- To do -
Copy, in full, each line of the material that holds the word "области".
━━━━━ Data provided
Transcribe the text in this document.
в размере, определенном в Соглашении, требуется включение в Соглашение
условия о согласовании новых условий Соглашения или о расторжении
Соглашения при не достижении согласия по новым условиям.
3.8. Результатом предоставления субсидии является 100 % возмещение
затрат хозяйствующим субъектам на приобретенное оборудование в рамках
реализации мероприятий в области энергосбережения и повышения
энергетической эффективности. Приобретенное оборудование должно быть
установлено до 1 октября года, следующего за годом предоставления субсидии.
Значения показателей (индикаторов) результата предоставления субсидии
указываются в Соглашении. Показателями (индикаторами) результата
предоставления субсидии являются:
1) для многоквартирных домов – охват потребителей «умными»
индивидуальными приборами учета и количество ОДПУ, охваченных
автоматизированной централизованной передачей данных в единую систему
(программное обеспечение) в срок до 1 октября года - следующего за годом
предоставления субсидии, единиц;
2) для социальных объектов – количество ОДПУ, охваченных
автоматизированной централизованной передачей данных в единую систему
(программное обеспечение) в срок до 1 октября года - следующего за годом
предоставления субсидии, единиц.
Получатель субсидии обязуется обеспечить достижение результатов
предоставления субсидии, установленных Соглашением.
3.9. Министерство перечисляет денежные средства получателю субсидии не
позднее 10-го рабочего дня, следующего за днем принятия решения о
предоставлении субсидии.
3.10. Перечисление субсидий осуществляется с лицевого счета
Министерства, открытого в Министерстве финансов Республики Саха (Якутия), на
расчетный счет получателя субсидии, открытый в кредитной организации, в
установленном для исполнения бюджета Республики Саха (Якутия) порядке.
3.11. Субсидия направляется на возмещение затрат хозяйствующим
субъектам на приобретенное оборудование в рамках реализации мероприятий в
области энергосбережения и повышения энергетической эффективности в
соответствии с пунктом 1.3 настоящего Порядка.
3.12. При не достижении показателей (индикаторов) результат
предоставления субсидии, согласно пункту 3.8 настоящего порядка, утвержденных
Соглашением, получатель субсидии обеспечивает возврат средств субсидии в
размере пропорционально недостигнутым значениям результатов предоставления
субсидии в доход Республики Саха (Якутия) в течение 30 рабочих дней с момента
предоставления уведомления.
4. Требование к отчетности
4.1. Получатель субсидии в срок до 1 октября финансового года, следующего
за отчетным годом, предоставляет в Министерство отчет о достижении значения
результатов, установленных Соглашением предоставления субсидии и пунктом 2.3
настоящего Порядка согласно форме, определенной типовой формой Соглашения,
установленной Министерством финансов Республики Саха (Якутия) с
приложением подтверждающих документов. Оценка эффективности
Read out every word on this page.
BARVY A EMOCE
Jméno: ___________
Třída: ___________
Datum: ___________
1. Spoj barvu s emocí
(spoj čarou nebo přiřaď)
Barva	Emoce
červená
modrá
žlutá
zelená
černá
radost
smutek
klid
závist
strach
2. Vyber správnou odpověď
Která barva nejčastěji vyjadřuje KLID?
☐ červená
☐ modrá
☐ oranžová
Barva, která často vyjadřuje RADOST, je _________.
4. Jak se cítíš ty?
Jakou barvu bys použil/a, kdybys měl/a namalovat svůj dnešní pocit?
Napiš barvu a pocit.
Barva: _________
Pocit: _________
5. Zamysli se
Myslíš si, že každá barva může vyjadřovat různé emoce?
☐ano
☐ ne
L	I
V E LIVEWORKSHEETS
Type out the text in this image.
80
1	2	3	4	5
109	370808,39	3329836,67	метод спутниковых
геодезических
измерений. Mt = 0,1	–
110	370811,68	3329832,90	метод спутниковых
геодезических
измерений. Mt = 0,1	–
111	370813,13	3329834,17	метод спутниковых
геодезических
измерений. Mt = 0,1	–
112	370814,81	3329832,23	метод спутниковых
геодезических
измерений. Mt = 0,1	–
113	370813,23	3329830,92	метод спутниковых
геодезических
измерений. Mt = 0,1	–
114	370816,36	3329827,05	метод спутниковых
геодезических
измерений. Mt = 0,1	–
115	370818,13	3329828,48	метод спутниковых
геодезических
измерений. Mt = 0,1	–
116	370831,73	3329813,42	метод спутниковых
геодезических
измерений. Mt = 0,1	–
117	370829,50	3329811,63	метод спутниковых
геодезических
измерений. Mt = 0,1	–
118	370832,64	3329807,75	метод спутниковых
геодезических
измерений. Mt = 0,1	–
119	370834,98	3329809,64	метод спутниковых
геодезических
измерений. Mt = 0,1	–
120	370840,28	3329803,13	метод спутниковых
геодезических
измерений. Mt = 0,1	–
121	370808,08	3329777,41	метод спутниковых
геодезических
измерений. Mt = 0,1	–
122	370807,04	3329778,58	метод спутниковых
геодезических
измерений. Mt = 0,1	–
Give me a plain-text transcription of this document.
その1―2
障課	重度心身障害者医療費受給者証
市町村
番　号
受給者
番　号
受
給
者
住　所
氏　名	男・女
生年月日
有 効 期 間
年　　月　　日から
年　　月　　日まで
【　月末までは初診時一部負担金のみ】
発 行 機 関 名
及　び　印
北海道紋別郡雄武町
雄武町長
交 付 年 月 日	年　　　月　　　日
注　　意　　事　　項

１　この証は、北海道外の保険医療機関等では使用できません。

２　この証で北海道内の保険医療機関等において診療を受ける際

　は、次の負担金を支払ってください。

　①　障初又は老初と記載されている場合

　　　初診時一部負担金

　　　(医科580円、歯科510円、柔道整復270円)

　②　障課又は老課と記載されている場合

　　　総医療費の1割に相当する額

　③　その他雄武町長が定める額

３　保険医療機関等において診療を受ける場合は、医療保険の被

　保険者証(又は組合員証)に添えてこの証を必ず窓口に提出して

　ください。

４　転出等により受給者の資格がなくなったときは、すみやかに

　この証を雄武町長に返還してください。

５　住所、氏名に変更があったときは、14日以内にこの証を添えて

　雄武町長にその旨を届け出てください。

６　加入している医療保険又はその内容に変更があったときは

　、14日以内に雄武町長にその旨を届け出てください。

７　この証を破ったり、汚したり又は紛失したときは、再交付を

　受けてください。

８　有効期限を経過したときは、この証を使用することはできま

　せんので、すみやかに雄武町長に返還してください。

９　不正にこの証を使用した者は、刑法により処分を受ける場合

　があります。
━━━━━━━━━━
- Result -
реализации мероприятий в области энергосбережения и повышения
области энергосбережения и повышения энергетической эффективности в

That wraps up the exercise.